-- SET EXERCISE --
Look through the listing and locate every line containing the word "dijo"; copy those lines.

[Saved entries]
************

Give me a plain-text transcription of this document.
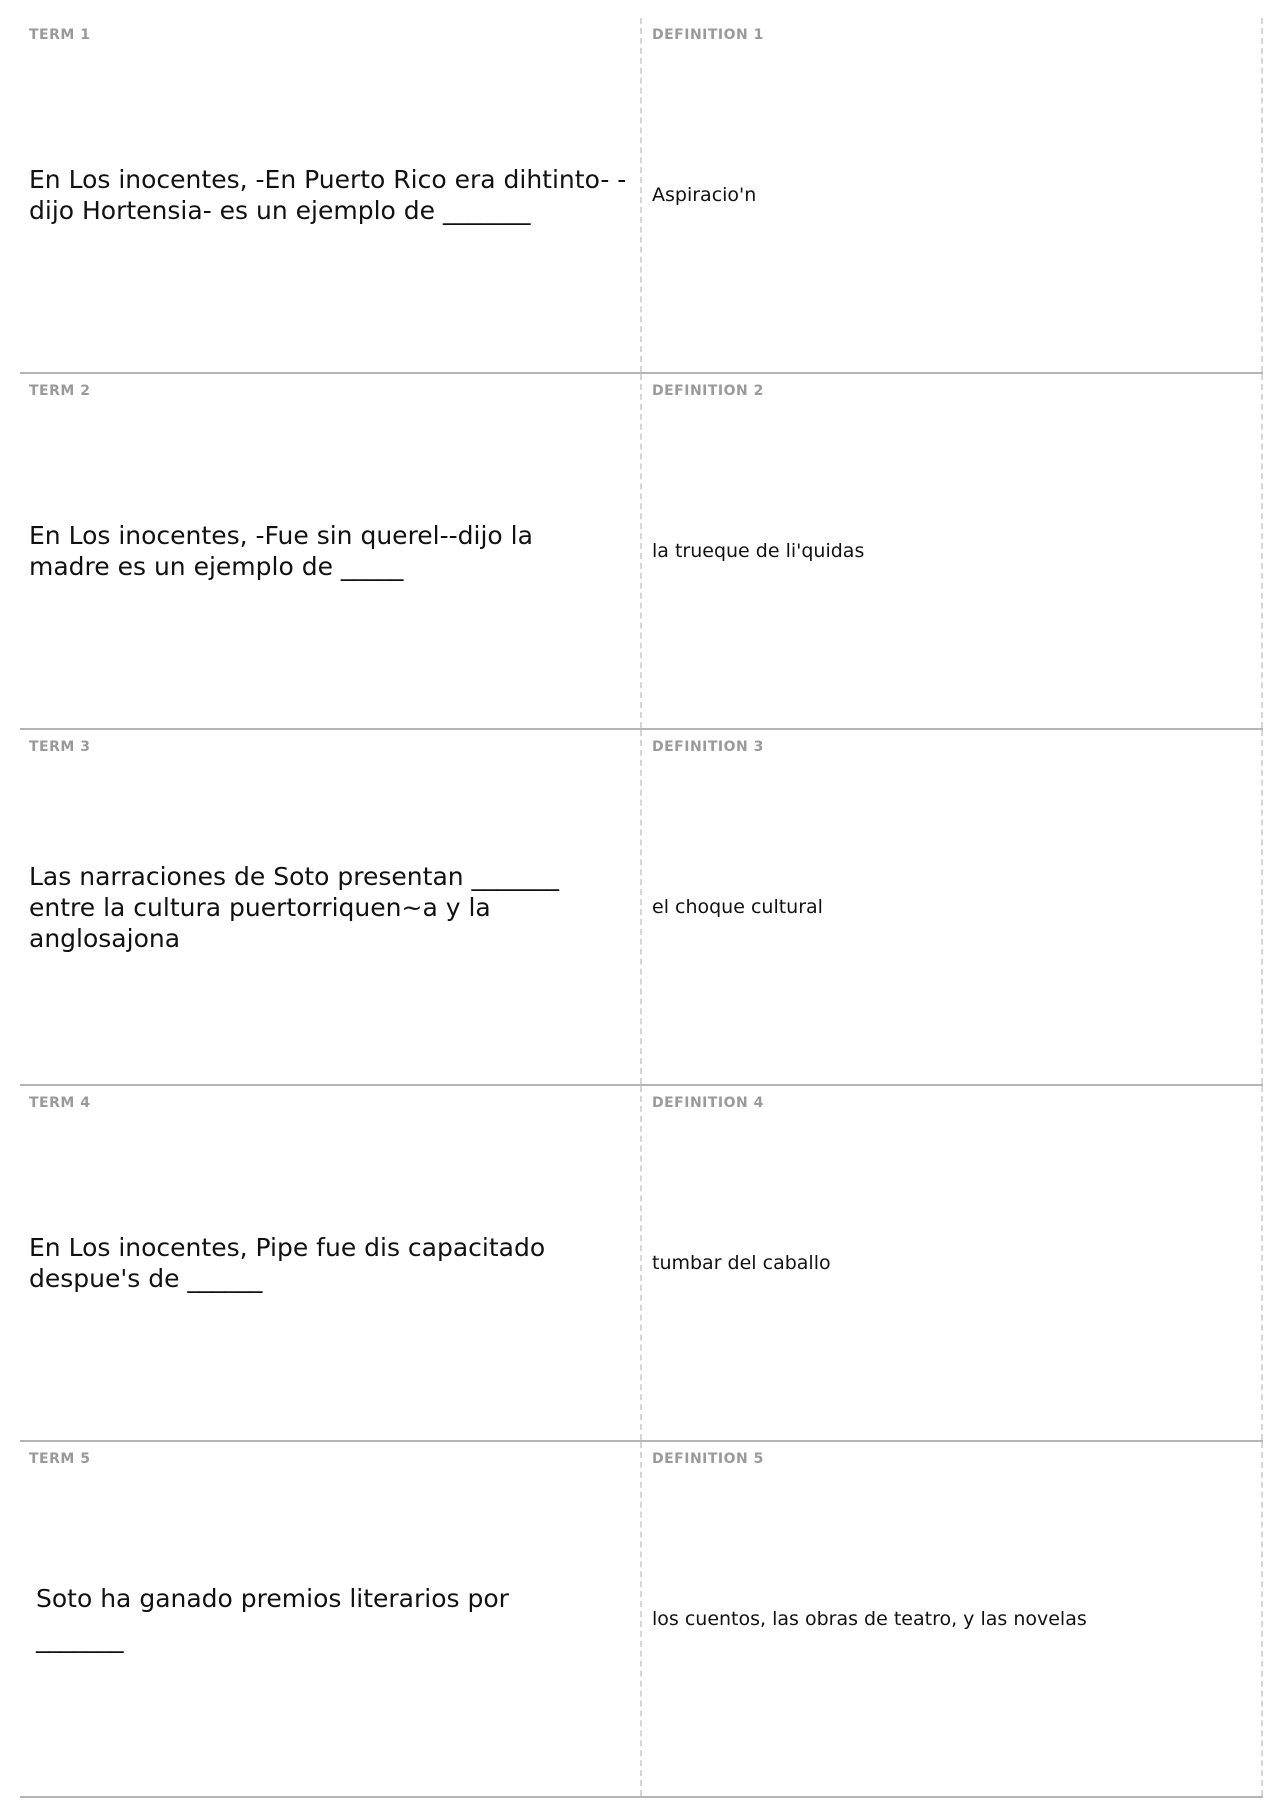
TERM 1
En Los inocentes, -En Puerto Rico era dihtinto- -dijo Hortensia- es un ejemplo de _______
DEFINITION 1
Aspiracio'n
TERM 2
En Los inocentes, -Fue sin querel--dijo la madre es un ejemplo de _____
DEFINITION 2
la trueque de li'quidas
TERM 3
Las narraciones de Soto presentan _______ entre la cultura puertorriquen~a y la anglosajona
DEFINITION 3
el choque cultural
TERM 4
En Los inocentes, Pipe fue dis capacitado despue's de ______
DEFINITION 4
tumbar del caballo
TERM 5
Soto ha ganado premios literarios por _______
DEFINITION 5
los cuentos, las obras de teatro, y las novelas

************

-- OUTPUT OF THE TASK --
En Los inocentes, -En Puerto Rico era dihtinto- -dijo Hortensia- es un ejemplo de _______
En Los inocentes, -Fue sin querel--dijo la madre es un ejemplo de _____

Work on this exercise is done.